ФЕДОСЕЕВ: Нет, просто музыка, духовая музыка, она эпичная, марши, меня вот это привлекало. Я еще не соображал, что это значит.
СТАХОВСКИЙ: А когда вы пошли учиться, это была ваша уже идея или все-таки родители как-то направили, чтобы мальчик пошел учиться музыке?
ФЕДОСЕЕВ: Родители, конечно. Мой папа, он не музыкант, он инженер, он не имел никогда образования музыкального. Мама, правда, более музыкальна, она пела на клиросе в церкви, и вот она, конечно, мечтала, чтобы сын был музыкантом. Ну, война - это страшное время, о какой музыке была речь, когда мы ели вообще животных всяких?..
СТАХОВСКИЙ: Вы же блокаду провели в Ленинграде всю.
ФЕДОСЕЕВ: Всю блокаду. Поэтому, конечно, о музыке там не было... Ну, а у отца был баян, и он, конечно, как любитель до войны…
СТАХОВСКИЙ: Популярные мелодии исполнял?
ФЕДОСЕЕВ: Ну да. А после блокады эвакуировали завод отца в город Муром, тот же завод, просто подальше от войны. И вот там я начал заниматься на этом баяне.
СТАХОВСКИЙ: Но с учителем уже, да?
ФЕДОСЕЕВ: Уже у частника. Но самое интересное, это символическое, когда нас через Ладогу перевезли, и на первой станции Войбокало, такая станция под Ленинградом, состав стоял какие-то часы, и налетели фашисты, и разбомбили состав стоящий. А всех нас разбросило волной какой-то, я не знаю, в общем, я очутился где-то, непонятно где, один среди мертвых, это вот у меня впечатление. И думаю, как же мне найти маму? Ну, бог помог, не знаю что, к вечеру я нашел родителей и сестру свою, все целы, и нам разрешили подойти к составу и посмотреть, что у нас там, осталось что-нибудь? А весь скарб, всё мы везли, потому что думали, что надолго.
СТАХОВСКИЙ: Конечно, всё в вагонах было, да.
ФЕДОСЕЕВ: И вот стоит горящий, уже тлеющий костер, всё у нас сгорело, и наверху стоит баян в футляре. Цел и невредим.
СТАХОВСКИЙ: Это судьба самая настоящая, конечно, это чудо абсолютное.
ФЕДОСЕЕВ: Это интересно, да. Поэтому вот так.
КУЗЬМИНА: Вы сейчас иногда берете баян?
ФЕДОСЕЕВ: Да нет, сейчас я рояль беру.
СТАХОВСКИЙ: Читаете партитуры симфонические.
ФЕДОСЕЕВ: Да, конечно. Но на баяне я долго, и Гнесинское закончил и по баяну, и по дирижированию одновременно. Но этот инструмент меня и привел к музыке.

Рабочие данные:
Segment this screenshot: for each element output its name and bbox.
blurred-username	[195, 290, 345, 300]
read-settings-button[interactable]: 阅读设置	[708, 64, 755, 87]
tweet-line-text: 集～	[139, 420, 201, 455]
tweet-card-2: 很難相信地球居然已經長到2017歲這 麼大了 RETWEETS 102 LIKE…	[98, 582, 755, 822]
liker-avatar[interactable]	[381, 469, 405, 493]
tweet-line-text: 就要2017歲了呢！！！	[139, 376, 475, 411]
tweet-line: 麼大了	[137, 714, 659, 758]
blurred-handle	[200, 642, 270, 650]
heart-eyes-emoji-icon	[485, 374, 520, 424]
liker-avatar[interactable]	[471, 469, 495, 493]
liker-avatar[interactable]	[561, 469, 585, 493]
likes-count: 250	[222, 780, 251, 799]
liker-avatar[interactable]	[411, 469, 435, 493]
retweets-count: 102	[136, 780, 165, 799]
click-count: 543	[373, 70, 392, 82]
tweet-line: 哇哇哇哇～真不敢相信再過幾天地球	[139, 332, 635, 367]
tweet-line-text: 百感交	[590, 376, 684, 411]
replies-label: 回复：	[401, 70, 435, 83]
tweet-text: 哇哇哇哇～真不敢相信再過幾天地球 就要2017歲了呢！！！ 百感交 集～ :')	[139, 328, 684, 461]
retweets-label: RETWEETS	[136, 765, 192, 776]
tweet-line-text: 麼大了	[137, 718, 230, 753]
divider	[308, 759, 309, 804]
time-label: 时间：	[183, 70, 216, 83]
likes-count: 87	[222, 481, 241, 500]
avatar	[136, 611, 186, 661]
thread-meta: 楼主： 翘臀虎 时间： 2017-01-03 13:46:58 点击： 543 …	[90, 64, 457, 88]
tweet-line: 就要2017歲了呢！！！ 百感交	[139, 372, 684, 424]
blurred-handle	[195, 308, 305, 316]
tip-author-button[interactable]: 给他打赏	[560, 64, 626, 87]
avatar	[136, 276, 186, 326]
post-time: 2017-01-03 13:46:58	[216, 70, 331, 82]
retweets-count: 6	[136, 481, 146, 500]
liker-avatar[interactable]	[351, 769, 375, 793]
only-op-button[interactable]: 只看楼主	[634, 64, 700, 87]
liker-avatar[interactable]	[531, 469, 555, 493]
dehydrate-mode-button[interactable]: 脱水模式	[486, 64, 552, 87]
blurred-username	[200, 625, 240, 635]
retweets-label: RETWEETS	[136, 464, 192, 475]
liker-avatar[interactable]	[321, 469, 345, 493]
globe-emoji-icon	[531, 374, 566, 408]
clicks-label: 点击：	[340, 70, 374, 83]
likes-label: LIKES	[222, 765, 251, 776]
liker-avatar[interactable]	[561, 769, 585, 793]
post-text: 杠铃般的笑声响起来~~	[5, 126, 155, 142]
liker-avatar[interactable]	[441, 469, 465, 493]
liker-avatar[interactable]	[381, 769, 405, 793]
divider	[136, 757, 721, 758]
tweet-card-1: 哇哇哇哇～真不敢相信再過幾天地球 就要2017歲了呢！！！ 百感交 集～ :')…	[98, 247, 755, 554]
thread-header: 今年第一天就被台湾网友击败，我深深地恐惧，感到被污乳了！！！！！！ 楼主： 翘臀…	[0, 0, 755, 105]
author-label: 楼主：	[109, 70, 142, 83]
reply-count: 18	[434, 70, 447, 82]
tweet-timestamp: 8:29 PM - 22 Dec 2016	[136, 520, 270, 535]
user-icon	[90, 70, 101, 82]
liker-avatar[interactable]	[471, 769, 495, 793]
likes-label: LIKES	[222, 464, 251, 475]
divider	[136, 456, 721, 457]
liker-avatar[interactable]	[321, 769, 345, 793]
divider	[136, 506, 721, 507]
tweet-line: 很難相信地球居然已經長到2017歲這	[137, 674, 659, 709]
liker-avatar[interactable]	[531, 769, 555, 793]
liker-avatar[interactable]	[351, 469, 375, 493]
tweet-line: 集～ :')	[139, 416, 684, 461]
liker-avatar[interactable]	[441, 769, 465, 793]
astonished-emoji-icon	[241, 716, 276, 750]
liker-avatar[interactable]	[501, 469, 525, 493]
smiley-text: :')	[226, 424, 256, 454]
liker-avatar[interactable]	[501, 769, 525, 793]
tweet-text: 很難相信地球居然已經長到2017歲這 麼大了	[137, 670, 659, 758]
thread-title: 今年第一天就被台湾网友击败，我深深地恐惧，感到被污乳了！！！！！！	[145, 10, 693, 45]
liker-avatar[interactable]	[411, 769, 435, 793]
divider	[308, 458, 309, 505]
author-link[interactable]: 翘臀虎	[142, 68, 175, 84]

Что сделать:
**a)** В каком городе, согласно отрывку, Федосеев начал заниматься на баяне?
**b)** Воспроизведите без изменений строки рабочих данных, начиная с самой первой и заканчивая строкой, в которой есть «332, 635, 367]», включая обе границы.
Отрывок и строки рабочих данных между собой никак не связаны.

Ответы к заданиям:
**a)** В Муроме.

**b)**
Segment this screenshot: for each element output its name and bbox.
blurred-username	[195, 290, 345, 300]
read-settings-button[interactable]: 阅读设置	[708, 64, 755, 87]
tweet-line-text: 集～	[139, 420, 201, 455]
tweet-card-2: 很難相信地球居然已經長到2017歲這 麼大了 RETWEETS 102 LIKE…	[98, 582, 755, 822]
liker-avatar[interactable]	[381, 469, 405, 493]
tweet-line-text: 就要2017歲了呢！！！	[139, 376, 475, 411]
tweet-line: 麼大了	[137, 714, 659, 758]
blurred-handle	[200, 642, 270, 650]
heart-eyes-emoji-icon	[485, 374, 520, 424]
liker-avatar[interactable]	[471, 469, 495, 493]
liker-avatar[interactable]	[561, 469, 585, 493]
likes-count: 250	[222, 780, 251, 799]
liker-avatar[interactable]	[411, 469, 435, 493]
retweets-count: 102	[136, 780, 165, 799]
click-count: 543	[373, 70, 392, 82]
tweet-line: 哇哇哇哇～真不敢相信再過幾天地球	[139, 332, 635, 367]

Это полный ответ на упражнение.